— START OF Stored data —

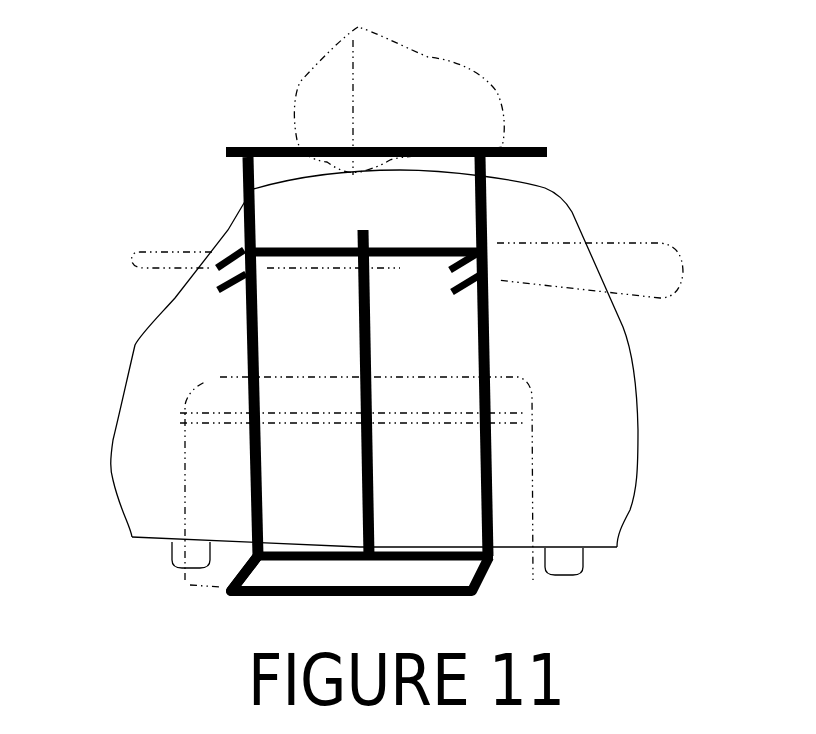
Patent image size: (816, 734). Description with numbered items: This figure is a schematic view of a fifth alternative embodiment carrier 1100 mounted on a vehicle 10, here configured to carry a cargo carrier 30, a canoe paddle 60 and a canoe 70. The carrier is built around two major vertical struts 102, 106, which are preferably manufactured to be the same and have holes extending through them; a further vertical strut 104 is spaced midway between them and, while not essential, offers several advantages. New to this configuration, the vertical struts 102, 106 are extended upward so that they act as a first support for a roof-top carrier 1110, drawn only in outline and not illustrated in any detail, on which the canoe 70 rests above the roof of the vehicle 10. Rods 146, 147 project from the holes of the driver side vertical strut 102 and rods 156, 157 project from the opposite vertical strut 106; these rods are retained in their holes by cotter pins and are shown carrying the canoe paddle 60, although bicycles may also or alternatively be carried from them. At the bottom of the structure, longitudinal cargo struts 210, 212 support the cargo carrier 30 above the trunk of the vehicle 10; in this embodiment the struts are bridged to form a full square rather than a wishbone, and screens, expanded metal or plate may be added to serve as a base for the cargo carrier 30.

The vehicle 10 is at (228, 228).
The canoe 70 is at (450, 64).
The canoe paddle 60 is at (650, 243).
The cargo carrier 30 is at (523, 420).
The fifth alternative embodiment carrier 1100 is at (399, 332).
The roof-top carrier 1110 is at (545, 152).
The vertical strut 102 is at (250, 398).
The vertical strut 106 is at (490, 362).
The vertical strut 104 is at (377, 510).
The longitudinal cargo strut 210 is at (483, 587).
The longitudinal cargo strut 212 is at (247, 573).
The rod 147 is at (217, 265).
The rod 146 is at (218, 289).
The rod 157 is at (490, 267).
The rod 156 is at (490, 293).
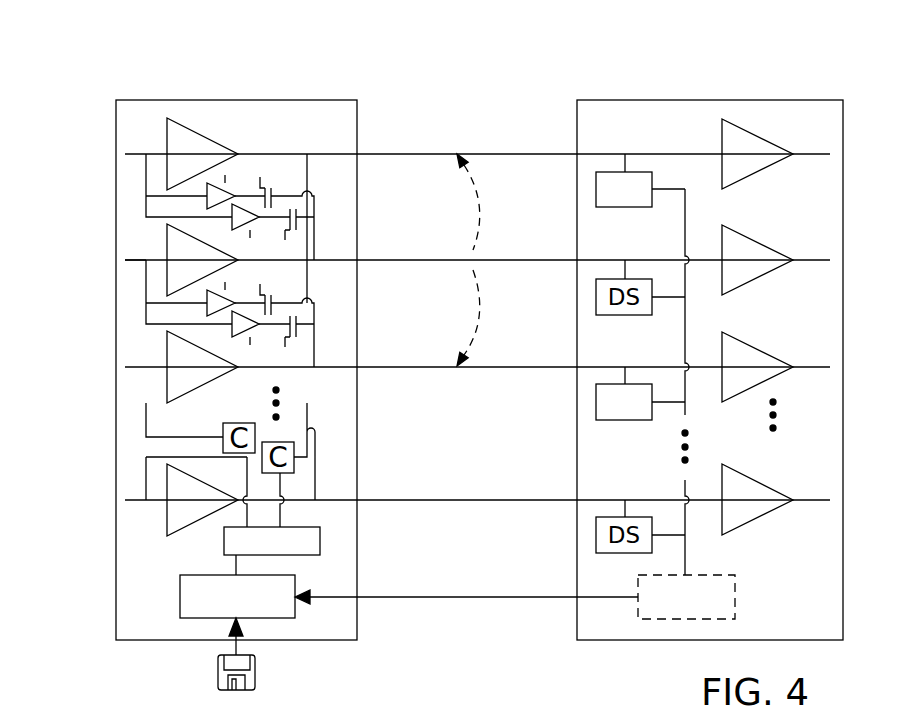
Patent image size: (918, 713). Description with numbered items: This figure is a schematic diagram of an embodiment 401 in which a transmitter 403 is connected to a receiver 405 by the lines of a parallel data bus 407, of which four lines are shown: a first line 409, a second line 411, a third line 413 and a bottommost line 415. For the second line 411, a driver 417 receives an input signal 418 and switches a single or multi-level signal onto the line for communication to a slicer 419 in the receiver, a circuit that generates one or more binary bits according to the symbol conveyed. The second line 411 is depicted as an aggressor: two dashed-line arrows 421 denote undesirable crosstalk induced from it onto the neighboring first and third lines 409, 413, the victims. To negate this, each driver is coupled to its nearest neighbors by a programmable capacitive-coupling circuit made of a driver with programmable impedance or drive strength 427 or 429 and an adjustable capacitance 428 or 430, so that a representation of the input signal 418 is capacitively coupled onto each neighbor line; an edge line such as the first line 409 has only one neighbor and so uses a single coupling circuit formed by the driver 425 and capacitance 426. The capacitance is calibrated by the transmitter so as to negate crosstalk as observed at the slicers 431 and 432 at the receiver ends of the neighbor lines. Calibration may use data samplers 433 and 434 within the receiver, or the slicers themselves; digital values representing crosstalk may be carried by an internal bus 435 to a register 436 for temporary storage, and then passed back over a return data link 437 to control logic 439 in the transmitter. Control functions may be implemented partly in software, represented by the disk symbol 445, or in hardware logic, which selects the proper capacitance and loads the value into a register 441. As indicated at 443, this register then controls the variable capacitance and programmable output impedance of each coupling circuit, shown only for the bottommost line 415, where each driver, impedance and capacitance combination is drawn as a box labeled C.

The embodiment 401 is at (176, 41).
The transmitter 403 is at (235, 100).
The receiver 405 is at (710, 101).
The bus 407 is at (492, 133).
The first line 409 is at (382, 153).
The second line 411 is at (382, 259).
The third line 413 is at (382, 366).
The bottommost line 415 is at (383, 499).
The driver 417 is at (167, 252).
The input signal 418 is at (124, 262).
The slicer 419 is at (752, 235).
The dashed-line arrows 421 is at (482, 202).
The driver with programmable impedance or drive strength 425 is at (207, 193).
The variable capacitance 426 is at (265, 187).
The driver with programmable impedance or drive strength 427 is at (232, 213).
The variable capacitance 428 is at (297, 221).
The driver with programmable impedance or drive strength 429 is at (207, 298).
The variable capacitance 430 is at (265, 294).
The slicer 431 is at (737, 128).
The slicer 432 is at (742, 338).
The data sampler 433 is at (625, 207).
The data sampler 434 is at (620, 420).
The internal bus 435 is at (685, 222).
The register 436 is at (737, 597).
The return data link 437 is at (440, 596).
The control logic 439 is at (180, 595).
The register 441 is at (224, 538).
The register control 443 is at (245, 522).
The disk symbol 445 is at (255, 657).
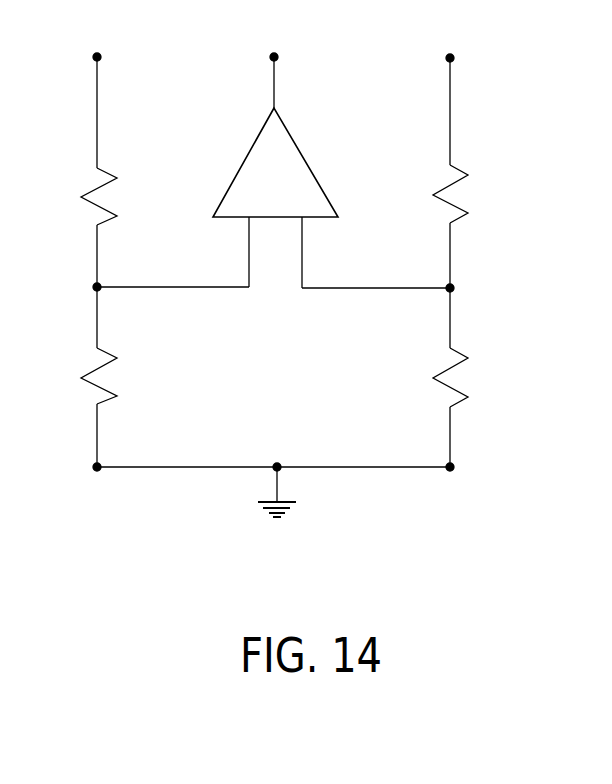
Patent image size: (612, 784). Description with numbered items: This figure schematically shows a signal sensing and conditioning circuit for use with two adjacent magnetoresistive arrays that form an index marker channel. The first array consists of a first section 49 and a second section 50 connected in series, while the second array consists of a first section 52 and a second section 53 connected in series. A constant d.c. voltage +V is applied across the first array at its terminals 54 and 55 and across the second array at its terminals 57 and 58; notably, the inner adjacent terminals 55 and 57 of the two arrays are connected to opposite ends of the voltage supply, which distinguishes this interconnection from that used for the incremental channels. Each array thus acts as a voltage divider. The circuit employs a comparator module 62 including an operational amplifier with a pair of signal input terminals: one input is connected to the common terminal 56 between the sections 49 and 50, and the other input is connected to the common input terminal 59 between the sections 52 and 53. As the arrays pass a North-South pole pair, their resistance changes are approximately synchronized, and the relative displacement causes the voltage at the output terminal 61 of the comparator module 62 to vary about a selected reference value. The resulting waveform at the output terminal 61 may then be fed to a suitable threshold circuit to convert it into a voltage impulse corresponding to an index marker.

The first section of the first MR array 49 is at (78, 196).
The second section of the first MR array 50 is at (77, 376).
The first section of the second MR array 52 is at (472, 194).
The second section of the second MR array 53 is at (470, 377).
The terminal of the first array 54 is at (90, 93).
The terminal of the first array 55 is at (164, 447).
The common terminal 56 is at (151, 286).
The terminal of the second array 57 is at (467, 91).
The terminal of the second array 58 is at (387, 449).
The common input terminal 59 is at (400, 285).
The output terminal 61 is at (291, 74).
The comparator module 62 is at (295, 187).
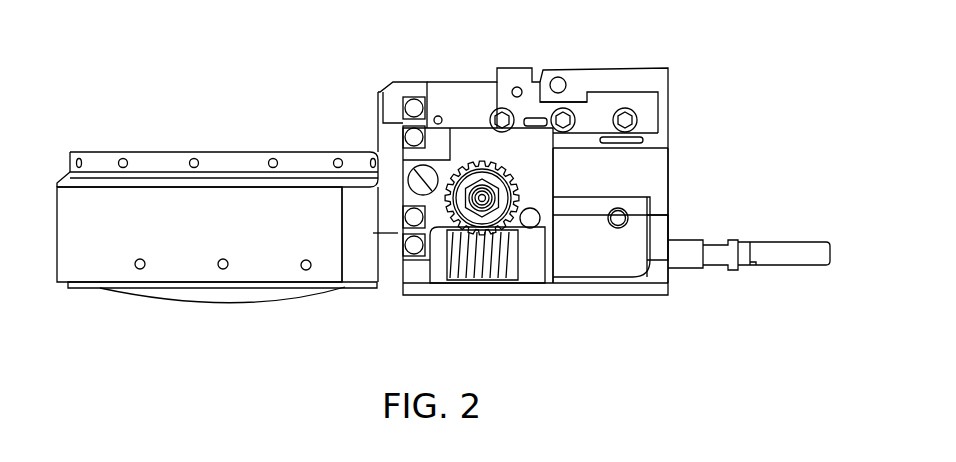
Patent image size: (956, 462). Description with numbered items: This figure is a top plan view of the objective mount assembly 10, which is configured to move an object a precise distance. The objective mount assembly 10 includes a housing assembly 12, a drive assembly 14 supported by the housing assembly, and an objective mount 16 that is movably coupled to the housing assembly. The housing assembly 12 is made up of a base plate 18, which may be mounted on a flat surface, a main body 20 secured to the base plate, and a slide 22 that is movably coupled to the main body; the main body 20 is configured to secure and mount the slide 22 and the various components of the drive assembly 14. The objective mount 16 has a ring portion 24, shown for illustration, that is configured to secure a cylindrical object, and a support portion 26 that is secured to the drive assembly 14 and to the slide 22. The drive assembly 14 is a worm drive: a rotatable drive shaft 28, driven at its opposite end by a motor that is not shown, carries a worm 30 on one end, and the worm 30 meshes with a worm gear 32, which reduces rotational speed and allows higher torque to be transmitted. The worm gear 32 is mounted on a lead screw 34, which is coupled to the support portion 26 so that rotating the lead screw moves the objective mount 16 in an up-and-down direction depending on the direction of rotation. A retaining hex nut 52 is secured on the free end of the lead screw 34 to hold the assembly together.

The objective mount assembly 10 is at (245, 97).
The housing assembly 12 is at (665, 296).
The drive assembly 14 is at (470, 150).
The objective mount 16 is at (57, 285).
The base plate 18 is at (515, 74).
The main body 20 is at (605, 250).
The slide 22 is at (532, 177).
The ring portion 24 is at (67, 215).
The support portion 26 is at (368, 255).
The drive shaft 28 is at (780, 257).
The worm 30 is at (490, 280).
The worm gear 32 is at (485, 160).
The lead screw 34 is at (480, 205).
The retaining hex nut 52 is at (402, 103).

— END OF Stored data —

• [What you have to do] Copy out all of the records above word for word, omitting the pictures.

• [Solution to the exercise]
Patent image size: (816, 734). Description with numbered items: This figure is a schematic view of a fifth alternative embodiment carrier 1100 mounted on a vehicle 10, here configured to carry a cargo carrier 30, a canoe paddle 60 and a canoe 70. The carrier is built around two major vertical struts 102, 106, which are preferably manufactured to be the same and have holes extending through them; a further vertical strut 104 is spaced midway between them and, while not essential, offers several advantages. New to this configuration, the vertical struts 102, 106 are extended upward so that they act as a first support for a roof-top carrier 1110, drawn only in outline and not illustrated in any detail, on which the canoe 70 rests above the roof of the vehicle 10. Rods 146, 147 project from the holes of the driver side vertical strut 102 and rods 156, 157 project from the opposite vertical strut 106; these rods are retained in their holes by cotter pins and are shown carrying the canoe paddle 60, although bicycles may also or alternatively be carried from them. At the bottom of the structure, longitudinal cargo struts 210, 212 support the cargo carrier 30 above the trunk of the vehicle 10; in this embodiment the struts are bridged to form a full square rather than a wishbone, and screens, expanded metal or plate may be added to serve as a base for the cargo carrier 30.

The vehicle 10 is at (228, 228).
The canoe 70 is at (450, 64).
The canoe paddle 60 is at (650, 243).
The cargo carrier 30 is at (523, 420).
The fifth alternative embodiment carrier 1100 is at (399, 332).
The roof-top carrier 1110 is at (545, 152).
The vertical strut 102 is at (250, 398).
The vertical strut 106 is at (490, 362).
The vertical strut 104 is at (377, 510).
The longitudinal cargo strut 210 is at (483, 587).
The longitudinal cargo strut 212 is at (247, 573).
The rod 147 is at (217, 265).
The rod 146 is at (218, 289).
The rod 157 is at (490, 267).
The rod 156 is at (490, 293).
Patent image size: (918, 713). Description with numbered items: This figure is a schematic diagram of an embodiment 401 in which a transmitter 403 is connected to a receiver 405 by the lines of a parallel data bus 407, of which four lines are shown: a first line 409, a second line 411, a third line 413 and a bottommost line 415. For the second line 411, a driver 417 receives an input signal 418 and switches a single or multi-level signal onto the line for communication to a slicer 419 in the receiver, a circuit that generates one or more binary bits according to the symbol conveyed. The second line 411 is depicted as an aggressor: two dashed-line arrows 421 denote undesirable crosstalk induced from it onto the neighboring first and third lines 409, 413, the victims. To negate this, each driver is coupled to its nearest neighbors by a programmable capacitive-coupling circuit made of a driver with programmable impedance or drive strength 427 or 429 and an adjustable capacitance 428 or 430, so that a representation of the input signal 418 is capacitively coupled onto each neighbor line; an edge line such as the first line 409 has only one neighbor and so uses a single coupling circuit formed by the driver 425 and capacitance 426. The capacitance is calibrated by the transmitter so as to negate crosstalk as observed at the slicers 431 and 432 at the receiver ends of the neighbor lines. Calibration may use data samplers 433 and 434 within the receiver, or the slicers themselves; digital values representing crosstalk may be carried by an internal bus 435 to a register 436 for temporary storage, and then passed back over a return data link 437 to control logic 439 in the transmitter. Control functions may be implemented partly in software, represented by the disk symbol 445, or in hardware logic, which selects the proper capacitance and loads the value into a register 441. As indicated at 443, this register then controls the variable capacitance and programmable output impedance of each coupling circuit, shown only for the bottommost line 415, where each driver, impedance and capacitance combination is drawn as a box labeled C.

The embodiment 401 is at (176, 41).
The transmitter 403 is at (235, 100).
The receiver 405 is at (710, 101).
The bus 407 is at (492, 133).
The first line 409 is at (382, 153).
The second line 411 is at (382, 259).
The third line 413 is at (382, 366).
The bottommost line 415 is at (383, 499).
The driver 417 is at (167, 252).
The input signal 418 is at (124, 262).
The slicer 419 is at (752, 235).
The dashed-line arrows 421 is at (482, 202).
The driver with programmable impedance or drive strength 425 is at (207, 193).
The variable capacitance 426 is at (265, 187).
The driver with programmable impedance or drive strength 427 is at (232, 213).
The variable capacitance 428 is at (297, 221).
The driver with programmable impedance or drive strength 429 is at (207, 298).
The variable capacitance 430 is at (265, 294).
The slicer 431 is at (737, 128).
The slicer 432 is at (742, 338).
The data sampler 433 is at (625, 207).
The data sampler 434 is at (620, 420).
The internal bus 435 is at (685, 222).
The register 436 is at (737, 597).
The return data link 437 is at (440, 596).
The control logic 439 is at (180, 595).
The register 441 is at (224, 538).
The register control 443 is at (245, 522).
The disk symbol 445 is at (255, 657).
Patent image size: (612, 784). Description with numbered items: This figure schematically shows a signal sensing and conditioning circuit for use with two adjacent magnetoresistive arrays that form an index marker channel. The first array consists of a first section 49 and a second section 50 connected in series, while the second array consists of a first section 52 and a second section 53 connected in series. A constant d.c. voltage +V is applied across the first array at its terminals 54 and 55 and across the second array at its terminals 57 and 58; notably, the inner adjacent terminals 55 and 57 of the two arrays are connected to opposite ends of the voltage supply, which distinguishes this interconnection from that used for the incremental channels. Each array thus acts as a voltage divider. The circuit employs a comparator module 62 including an operational amplifier with a pair of signal input terminals: one input is connected to the common terminal 56 between the sections 49 and 50, and the other input is connected to the common input terminal 59 between the sections 52 and 53. As the arrays pass a North-South pole pair, their resistance changes are approximately synchronized, and the relative displacement causes the voltage at the output terminal 61 of the comparator module 62 to vary about a selected reference value. The resulting waveform at the output terminal 61 may then be fed to a suitable threshold circuit to convert it into a voltage impulse corresponding to an index marker.

The first section of the first MR array 49 is at (78, 196).
The second section of the first MR array 50 is at (77, 376).
The first section of the second MR array 52 is at (472, 194).
The second section of the second MR array 53 is at (470, 377).
The terminal of the first array 54 is at (90, 93).
The terminal of the first array 55 is at (164, 447).
The common terminal 56 is at (151, 286).
The terminal of the second array 57 is at (467, 91).
The terminal of the second array 58 is at (387, 449).
The common input terminal 59 is at (400, 285).
The output terminal 61 is at (291, 74).
The comparator module 62 is at (295, 187).
Patent image size: (956, 462). Description with numbered items: This figure is a top plan view of the objective mount assembly 10, which is configured to move an object a precise distance. The objective mount assembly 10 includes a housing assembly 12, a drive assembly 14 supported by the housing assembly, and an objective mount 16 that is movably coupled to the housing assembly. The housing assembly 12 is made up of a base plate 18, which may be mounted on a flat surface, a main body 20 secured to the base plate, and a slide 22 that is movably coupled to the main body; the main body 20 is configured to secure and mount the slide 22 and the various components of the drive assembly 14. The objective mount 16 has a ring portion 24, shown for illustration, that is configured to secure a cylindrical object, and a support portion 26 that is secured to the drive assembly 14 and to the slide 22. The drive assembly 14 is a worm drive: a rotatable drive shaft 28, driven at its opposite end by a motor that is not shown, carries a worm 30 on one end, and the worm 30 meshes with a worm gear 32, which reduces rotational speed and allows higher torque to be transmitted. The worm gear 32 is mounted on a lead screw 34, which is coupled to the support portion 26 so that rotating the lead screw moves the objective mount 16 in an up-and-down direction depending on the direction of rotation. A retaining hex nut 52 is secured on the free end of the lead screw 34 to hold the assembly together.

The objective mount assembly 10 is at (245, 97).
The housing assembly 12 is at (665, 296).
The drive assembly 14 is at (470, 150).
The objective mount 16 is at (57, 285).
The base plate 18 is at (515, 74).
The main body 20 is at (605, 250).
The slide 22 is at (532, 177).
The ring portion 24 is at (67, 215).
The support portion 26 is at (368, 255).
The drive shaft 28 is at (780, 257).
The worm 30 is at (490, 280).
The worm gear 32 is at (485, 160).
The lead screw 34 is at (480, 205).
The retaining hex nut 52 is at (402, 103).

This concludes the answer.